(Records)
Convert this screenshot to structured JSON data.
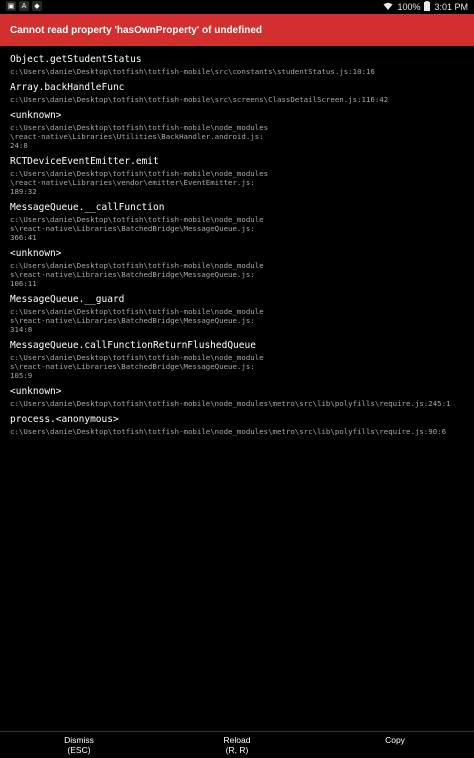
{
  "status_bar": {
    "battery": "100%",
    "time": "3:01 PM",
    "left_icons": [
      "notification-icon",
      "alert-icon",
      "app-icon"
    ]
  },
  "error": {
    "title": "Cannot read property 'hasOwnProperty' of undefined"
  },
  "stack": [
    {
      "method": "Object.getStudentStatus",
      "file": "c:\\Users\\danie\\Desktop\\totfish\\totfish-mobile\\src\\constants\\studentStatus.js:10:16"
    },
    {
      "method": "Array.backHandleFunc",
      "file": "c:\\Users\\danie\\Desktop\\totfish\\totfish-mobile\\src\\screens\\ClassDetailScreen.js:116:42"
    },
    {
      "method": "<unknown>",
      "file": "c:\\Users\\danie\\Desktop\\totfish\\totfish-mobile\\node_modules\n\\react-native\\Libraries\\Utilities\\BackHandler.android.js:\n24:8"
    },
    {
      "method": "RCTDeviceEventEmitter.emit",
      "file": "c:\\Users\\danie\\Desktop\\totfish\\totfish-mobile\\node_modules\n\\react-native\\Libraries\\vendor\\emitter\\EventEmitter.js:\n189:32"
    },
    {
      "method": "MessageQueue.__callFunction",
      "file": "c:\\Users\\danie\\Desktop\\totfish\\totfish-mobile\\node_module\ns\\react-native\\Libraries\\BatchedBridge\\MessageQueue.js:\n366:41"
    },
    {
      "method": "<unknown>",
      "file": "c:\\Users\\danie\\Desktop\\totfish\\totfish-mobile\\node_module\ns\\react-native\\Libraries\\BatchedBridge\\MessageQueue.js:\n106:11"
    },
    {
      "method": "MessageQueue.__guard",
      "file": "c:\\Users\\danie\\Desktop\\totfish\\totfish-mobile\\node_module\ns\\react-native\\Libraries\\BatchedBridge\\MessageQueue.js:\n314:8"
    },
    {
      "method": "MessageQueue.callFunctionReturnFlushedQueue",
      "file": "c:\\Users\\danie\\Desktop\\totfish\\totfish-mobile\\node_module\ns\\react-native\\Libraries\\BatchedBridge\\MessageQueue.js:\n105:9"
    },
    {
      "method": "<unknown>",
      "file": "c:\\Users\\danie\\Desktop\\totfish\\totfish-mobile\\node_modules\\metro\\src\\lib\\polyfills\\require.js:245:1"
    },
    {
      "method": "process.<anonymous>",
      "file": "c:\\Users\\danie\\Desktop\\totfish\\totfish-mobile\\node_modules\\metro\\src\\lib\\polyfills\\require.js:90:6"
    }
  ],
  "actions": {
    "dismiss": {
      "label": "Dismiss",
      "shortcut": "(ESC)"
    },
    "reload": {
      "label": "Reload",
      "shortcut": "(R, R)"
    },
    "copy": {
      "label": "Copy"
    }
  },
  "colors": {
    "header_red": "#d32f2f",
    "background": "#000000",
    "file_text": "#a8a8a8"
  }
}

• _INSTRUCTION_
Without the pictures, repeat all the records word for word.

• _THE RESPONSE_
Convert this screenshot to structured JSON data.
{
  "status_bar": {
    "battery": "100%",
    "time": "3:01 PM",
    "left_icons": [
      "notification-icon",
      "alert-icon",
      "app-icon"
    ]
  },
  "error": {
    "title": "Cannot read property 'hasOwnProperty' of undefined"
  },
  "stack": [
    {
      "method": "Object.getStudentStatus",
      "file": "c:\\Users\\danie\\Desktop\\totfish\\totfish-mobile\\src\\constants\\studentStatus.js:10:16"
    },
    {
      "method": "Array.backHandleFunc",
      "file": "c:\\Users\\danie\\Desktop\\totfish\\totfish-mobile\\src\\screens\\ClassDetailScreen.js:116:42"
    },
    {
      "method": "<unknown>",
      "file": "c:\\Users\\danie\\Desktop\\totfish\\totfish-mobile\\node_modules\n\\react-native\\Libraries\\Utilities\\BackHandler.android.js:\n24:8"
    },
    {
      "method": "RCTDeviceEventEmitter.emit",
      "file": "c:\\Users\\danie\\Desktop\\totfish\\totfish-mobile\\node_modules\n\\react-native\\Libraries\\vendor\\emitter\\EventEmitter.js:\n189:32"
    },
    {
      "method": "MessageQueue.__callFunction",
      "file": "c:\\Users\\danie\\Desktop\\totfish\\totfish-mobile\\node_module\ns\\react-native\\Libraries\\BatchedBridge\\MessageQueue.js:\n366:41"
    },
    {
      "method": "<unknown>",
      "file": "c:\\Users\\danie\\Desktop\\totfish\\totfish-mobile\\node_module\ns\\react-native\\Libraries\\BatchedBridge\\MessageQueue.js:\n106:11"
    },
    {
      "method": "MessageQueue.__guard",
      "file": "c:\\Users\\danie\\Desktop\\totfish\\totfish-mobile\\node_module\ns\\react-native\\Libraries\\BatchedBridge\\MessageQueue.js:\n314:8"
    },
    {
      "method": "MessageQueue.callFunctionReturnFlushedQueue",
      "file": "c:\\Users\\danie\\Desktop\\totfish\\totfish-mobile\\node_module\ns\\react-native\\Libraries\\BatchedBridge\\MessageQueue.js:\n105:9"
    },
    {
      "method": "<unknown>",
      "file": "c:\\Users\\danie\\Desktop\\totfish\\totfish-mobile\\node_modules\\metro\\src\\lib\\polyfills\\require.js:245:1"
    },
    {
      "method": "process.<anonymous>",
      "file": "c:\\Users\\danie\\Desktop\\totfish\\totfish-mobile\\node_modules\\metro\\src\\lib\\polyfills\\require.js:90:6"
    }
  ],
  "actions": {
    "dismiss": {
      "label": "Dismiss",
      "shortcut": "(ESC)"
    },
    "reload": {
      "label": "Reload",
      "shortcut": "(R, R)"
    },
    "copy": {
      "label": "Copy"
    }
  },
  "colors": {
    "header_red": "#d32f2f",
    "background": "#000000",
    "file_text": "#a8a8a8"
  }
}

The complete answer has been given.